## EXERCISE OBJECTIVE
Return each line holding the string "JSON".

####

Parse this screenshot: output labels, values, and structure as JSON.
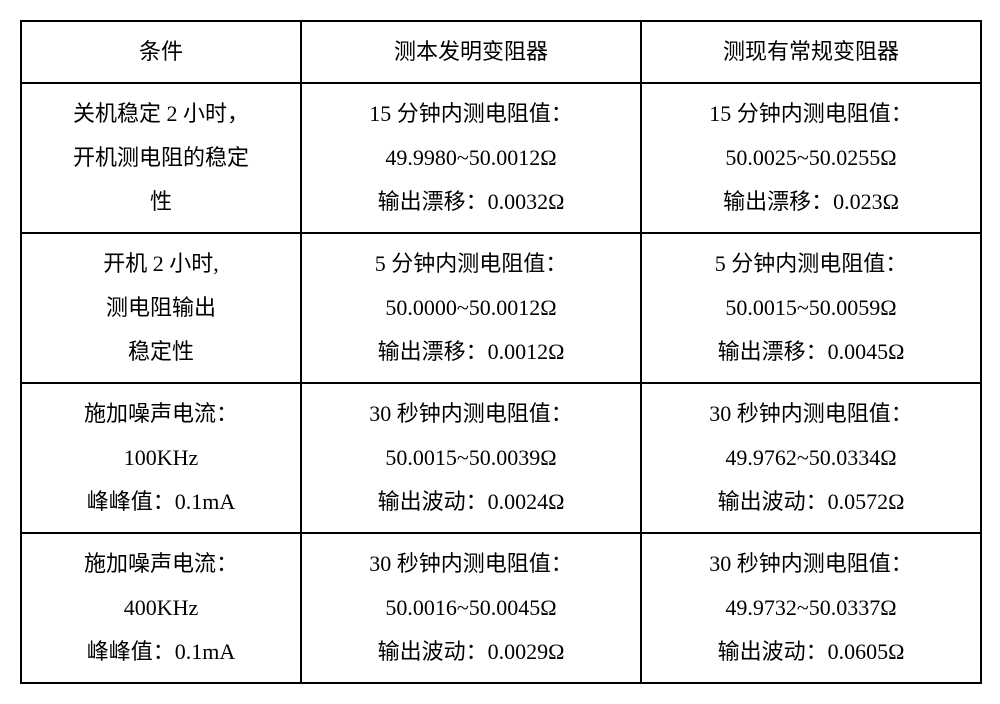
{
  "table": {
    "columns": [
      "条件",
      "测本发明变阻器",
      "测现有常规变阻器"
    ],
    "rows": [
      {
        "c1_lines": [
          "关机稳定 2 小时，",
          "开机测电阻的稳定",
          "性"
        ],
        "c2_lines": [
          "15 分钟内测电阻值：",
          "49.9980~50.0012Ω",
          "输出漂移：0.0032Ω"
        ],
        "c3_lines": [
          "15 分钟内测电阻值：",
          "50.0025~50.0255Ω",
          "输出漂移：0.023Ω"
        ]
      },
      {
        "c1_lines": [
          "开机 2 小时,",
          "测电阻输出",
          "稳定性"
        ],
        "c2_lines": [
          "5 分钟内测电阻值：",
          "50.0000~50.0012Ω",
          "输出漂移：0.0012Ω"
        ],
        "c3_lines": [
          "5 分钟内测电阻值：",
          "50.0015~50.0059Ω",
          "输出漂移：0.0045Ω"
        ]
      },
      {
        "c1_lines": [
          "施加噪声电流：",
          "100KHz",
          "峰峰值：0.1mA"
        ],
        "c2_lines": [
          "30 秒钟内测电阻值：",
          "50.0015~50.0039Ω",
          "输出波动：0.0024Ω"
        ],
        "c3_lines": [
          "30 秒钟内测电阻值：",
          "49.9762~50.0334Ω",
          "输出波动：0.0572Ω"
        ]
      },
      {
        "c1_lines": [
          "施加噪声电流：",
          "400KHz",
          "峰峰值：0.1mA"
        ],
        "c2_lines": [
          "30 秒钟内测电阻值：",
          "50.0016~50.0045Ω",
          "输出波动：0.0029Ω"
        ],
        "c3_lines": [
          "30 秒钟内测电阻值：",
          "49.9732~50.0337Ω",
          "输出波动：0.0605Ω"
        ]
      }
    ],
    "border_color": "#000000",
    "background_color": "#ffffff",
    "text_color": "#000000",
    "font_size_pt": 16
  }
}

####

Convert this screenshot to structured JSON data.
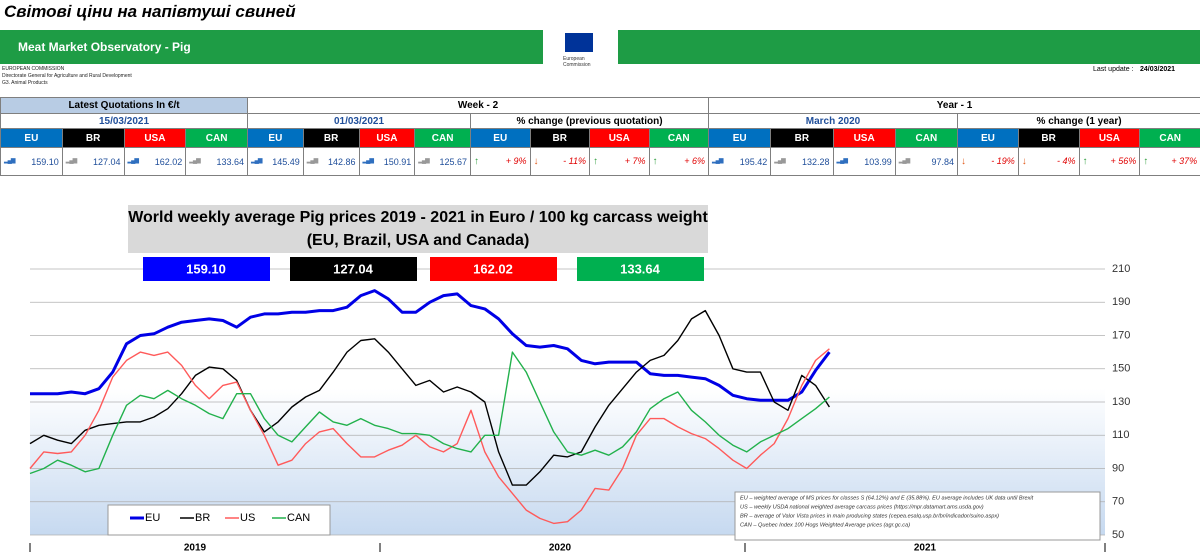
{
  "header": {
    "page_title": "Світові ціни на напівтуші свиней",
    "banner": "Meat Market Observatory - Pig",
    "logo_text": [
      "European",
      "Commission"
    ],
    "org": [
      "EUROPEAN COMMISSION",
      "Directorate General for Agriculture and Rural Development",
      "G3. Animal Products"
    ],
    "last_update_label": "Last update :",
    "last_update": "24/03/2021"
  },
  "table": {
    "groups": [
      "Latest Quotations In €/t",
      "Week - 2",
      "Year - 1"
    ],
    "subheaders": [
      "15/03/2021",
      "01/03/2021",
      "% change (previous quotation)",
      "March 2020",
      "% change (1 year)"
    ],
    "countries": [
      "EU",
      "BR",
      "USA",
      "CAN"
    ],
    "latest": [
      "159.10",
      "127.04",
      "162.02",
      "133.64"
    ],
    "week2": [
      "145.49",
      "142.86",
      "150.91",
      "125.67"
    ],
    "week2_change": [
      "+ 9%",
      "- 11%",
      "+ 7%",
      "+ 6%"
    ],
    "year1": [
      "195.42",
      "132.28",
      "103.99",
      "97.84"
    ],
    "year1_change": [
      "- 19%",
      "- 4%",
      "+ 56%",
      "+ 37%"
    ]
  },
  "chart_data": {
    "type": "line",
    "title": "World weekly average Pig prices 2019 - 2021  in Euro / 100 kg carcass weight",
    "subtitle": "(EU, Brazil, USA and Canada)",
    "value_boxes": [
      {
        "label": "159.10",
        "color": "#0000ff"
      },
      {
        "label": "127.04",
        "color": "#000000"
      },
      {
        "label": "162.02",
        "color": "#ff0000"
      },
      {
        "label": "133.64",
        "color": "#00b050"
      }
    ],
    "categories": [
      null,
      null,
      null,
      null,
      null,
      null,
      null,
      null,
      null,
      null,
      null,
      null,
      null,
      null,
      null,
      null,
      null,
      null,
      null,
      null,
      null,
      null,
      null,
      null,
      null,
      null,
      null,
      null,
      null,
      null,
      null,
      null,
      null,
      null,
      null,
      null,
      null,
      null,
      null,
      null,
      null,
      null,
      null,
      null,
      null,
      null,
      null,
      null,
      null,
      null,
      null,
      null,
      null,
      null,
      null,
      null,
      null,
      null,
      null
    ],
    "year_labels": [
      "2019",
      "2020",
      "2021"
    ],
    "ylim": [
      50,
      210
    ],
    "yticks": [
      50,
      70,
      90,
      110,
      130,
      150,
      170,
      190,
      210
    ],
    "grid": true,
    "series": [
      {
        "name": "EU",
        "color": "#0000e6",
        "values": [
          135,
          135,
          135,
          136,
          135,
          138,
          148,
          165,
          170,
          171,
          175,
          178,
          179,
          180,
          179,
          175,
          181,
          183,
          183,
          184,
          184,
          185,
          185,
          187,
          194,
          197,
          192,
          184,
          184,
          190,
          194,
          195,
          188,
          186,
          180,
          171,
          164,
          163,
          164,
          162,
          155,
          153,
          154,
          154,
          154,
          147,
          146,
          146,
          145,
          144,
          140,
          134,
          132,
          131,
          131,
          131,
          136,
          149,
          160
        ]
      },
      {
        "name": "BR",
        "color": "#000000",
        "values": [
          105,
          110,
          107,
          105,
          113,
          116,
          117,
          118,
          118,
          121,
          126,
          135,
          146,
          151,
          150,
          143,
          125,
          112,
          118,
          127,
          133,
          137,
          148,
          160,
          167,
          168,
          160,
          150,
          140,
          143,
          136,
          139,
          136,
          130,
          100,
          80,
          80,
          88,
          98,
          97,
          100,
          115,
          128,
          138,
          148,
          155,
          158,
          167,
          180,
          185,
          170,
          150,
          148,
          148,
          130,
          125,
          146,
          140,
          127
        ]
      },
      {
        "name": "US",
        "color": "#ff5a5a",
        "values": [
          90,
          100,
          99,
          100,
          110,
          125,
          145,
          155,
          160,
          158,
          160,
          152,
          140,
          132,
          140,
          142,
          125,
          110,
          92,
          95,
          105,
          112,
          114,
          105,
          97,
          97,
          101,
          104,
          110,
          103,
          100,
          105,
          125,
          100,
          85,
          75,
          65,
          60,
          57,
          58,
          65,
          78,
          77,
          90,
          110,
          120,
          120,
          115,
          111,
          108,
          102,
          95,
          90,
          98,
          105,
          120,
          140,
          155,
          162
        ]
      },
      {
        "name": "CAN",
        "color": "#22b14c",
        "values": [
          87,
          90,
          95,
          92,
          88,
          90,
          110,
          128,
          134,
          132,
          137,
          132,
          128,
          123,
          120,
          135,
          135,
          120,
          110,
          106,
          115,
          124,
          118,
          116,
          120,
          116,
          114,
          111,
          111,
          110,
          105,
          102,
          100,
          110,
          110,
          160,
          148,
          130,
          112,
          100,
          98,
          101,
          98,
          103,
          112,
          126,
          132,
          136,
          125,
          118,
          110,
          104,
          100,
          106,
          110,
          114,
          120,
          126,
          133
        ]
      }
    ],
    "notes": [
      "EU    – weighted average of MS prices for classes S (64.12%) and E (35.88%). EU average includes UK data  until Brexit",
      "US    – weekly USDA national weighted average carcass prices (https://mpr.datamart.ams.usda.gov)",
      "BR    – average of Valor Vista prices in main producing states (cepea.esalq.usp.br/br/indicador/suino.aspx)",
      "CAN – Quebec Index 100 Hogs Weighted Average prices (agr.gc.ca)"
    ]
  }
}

####

## OUTPUT
Parse this screenshot: output labels, values, and structure as JSON.
Convert this screenshot to structured JSON data.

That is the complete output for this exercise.